Copy verbatim every line of the entries, starting with the first line and going on through the line with "footer-slogan: 精品报告 ·", including that line.

"""

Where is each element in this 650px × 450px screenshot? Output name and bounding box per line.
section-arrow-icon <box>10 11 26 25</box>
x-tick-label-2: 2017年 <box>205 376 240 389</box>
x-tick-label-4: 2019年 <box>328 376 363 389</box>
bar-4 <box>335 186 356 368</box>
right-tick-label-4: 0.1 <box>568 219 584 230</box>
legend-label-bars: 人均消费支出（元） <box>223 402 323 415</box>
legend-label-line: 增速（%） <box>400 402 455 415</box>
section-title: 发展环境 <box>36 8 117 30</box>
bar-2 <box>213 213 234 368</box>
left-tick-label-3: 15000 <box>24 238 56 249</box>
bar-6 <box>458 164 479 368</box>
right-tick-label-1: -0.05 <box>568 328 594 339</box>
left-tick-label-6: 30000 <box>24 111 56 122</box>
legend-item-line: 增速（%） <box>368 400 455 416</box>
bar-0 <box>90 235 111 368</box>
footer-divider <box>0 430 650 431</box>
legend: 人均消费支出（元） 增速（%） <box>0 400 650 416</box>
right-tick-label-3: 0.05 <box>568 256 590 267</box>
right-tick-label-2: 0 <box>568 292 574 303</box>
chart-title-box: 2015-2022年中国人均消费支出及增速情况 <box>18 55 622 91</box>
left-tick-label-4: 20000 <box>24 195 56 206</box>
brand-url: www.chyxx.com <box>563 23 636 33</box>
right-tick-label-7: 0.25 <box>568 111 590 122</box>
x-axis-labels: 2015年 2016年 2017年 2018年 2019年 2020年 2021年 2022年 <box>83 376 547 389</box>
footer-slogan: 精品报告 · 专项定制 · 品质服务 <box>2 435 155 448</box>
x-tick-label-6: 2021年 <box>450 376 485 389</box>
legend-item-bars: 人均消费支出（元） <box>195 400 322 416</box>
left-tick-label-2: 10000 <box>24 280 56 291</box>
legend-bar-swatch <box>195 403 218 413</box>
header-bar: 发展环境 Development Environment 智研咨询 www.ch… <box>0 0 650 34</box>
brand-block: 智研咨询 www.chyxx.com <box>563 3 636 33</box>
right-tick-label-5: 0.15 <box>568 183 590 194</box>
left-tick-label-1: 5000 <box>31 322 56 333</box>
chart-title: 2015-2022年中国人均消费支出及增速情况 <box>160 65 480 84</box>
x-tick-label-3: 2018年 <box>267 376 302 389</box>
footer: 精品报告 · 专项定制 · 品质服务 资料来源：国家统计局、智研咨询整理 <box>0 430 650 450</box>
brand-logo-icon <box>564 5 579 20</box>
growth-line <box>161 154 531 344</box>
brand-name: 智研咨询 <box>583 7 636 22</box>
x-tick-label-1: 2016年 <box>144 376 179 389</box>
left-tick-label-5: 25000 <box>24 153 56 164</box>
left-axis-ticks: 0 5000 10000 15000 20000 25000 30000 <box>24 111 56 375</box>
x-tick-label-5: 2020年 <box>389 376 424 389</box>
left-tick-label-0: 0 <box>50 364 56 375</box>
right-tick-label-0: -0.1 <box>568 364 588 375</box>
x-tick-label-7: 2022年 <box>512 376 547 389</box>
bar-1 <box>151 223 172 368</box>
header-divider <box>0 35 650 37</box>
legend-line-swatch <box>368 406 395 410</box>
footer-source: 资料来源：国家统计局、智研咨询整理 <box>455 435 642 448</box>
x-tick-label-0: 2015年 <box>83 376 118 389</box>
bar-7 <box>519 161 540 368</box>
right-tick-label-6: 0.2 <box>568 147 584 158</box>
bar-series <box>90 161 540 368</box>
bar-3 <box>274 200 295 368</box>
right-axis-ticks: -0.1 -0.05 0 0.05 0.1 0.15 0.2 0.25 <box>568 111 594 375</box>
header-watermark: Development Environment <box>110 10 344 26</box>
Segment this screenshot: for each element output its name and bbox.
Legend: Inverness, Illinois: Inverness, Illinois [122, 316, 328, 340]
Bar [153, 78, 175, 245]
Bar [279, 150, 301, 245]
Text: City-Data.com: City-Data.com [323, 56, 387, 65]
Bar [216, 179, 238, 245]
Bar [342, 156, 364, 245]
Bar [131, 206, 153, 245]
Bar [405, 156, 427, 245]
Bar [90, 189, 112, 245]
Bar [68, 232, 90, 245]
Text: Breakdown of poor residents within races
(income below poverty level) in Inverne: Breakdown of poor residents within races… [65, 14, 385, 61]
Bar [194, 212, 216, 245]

"""

• **Output**:
Where is each element in this 650px × 450px screenshot? Output name and bounding box per line.
section-arrow-icon <box>10 11 26 25</box>
x-tick-label-2: 2017年 <box>205 376 240 389</box>
x-tick-label-4: 2019年 <box>328 376 363 389</box>
bar-4 <box>335 186 356 368</box>
right-tick-label-4: 0.1 <box>568 219 584 230</box>
legend-label-bars: 人均消费支出（元） <box>223 402 323 415</box>
legend-label-line: 增速（%） <box>400 402 455 415</box>
section-title: 发展环境 <box>36 8 117 30</box>
bar-2 <box>213 213 234 368</box>
left-tick-label-3: 15000 <box>24 238 56 249</box>
bar-6 <box>458 164 479 368</box>
right-tick-label-1: -0.05 <box>568 328 594 339</box>
left-tick-label-6: 30000 <box>24 111 56 122</box>
legend-item-line: 增速（%） <box>368 400 455 416</box>
bar-0 <box>90 235 111 368</box>
footer-divider <box>0 430 650 431</box>
legend: 人均消费支出（元） 增速（%） <box>0 400 650 416</box>
right-tick-label-3: 0.05 <box>568 256 590 267</box>
right-tick-label-2: 0 <box>568 292 574 303</box>
chart-title-box: 2015-2022年中国人均消费支出及增速情况 <box>18 55 622 91</box>
left-tick-label-4: 20000 <box>24 195 56 206</box>
brand-url: www.chyxx.com <box>563 23 636 33</box>
right-tick-label-7: 0.25 <box>568 111 590 122</box>
x-axis-labels: 2015年 2016年 2017年 2018年 2019年 2020年 2021年 2022年 <box>83 376 547 389</box>
footer-slogan: 精品报告 · 专项定制 · 品质服务 <box>2 435 155 448</box>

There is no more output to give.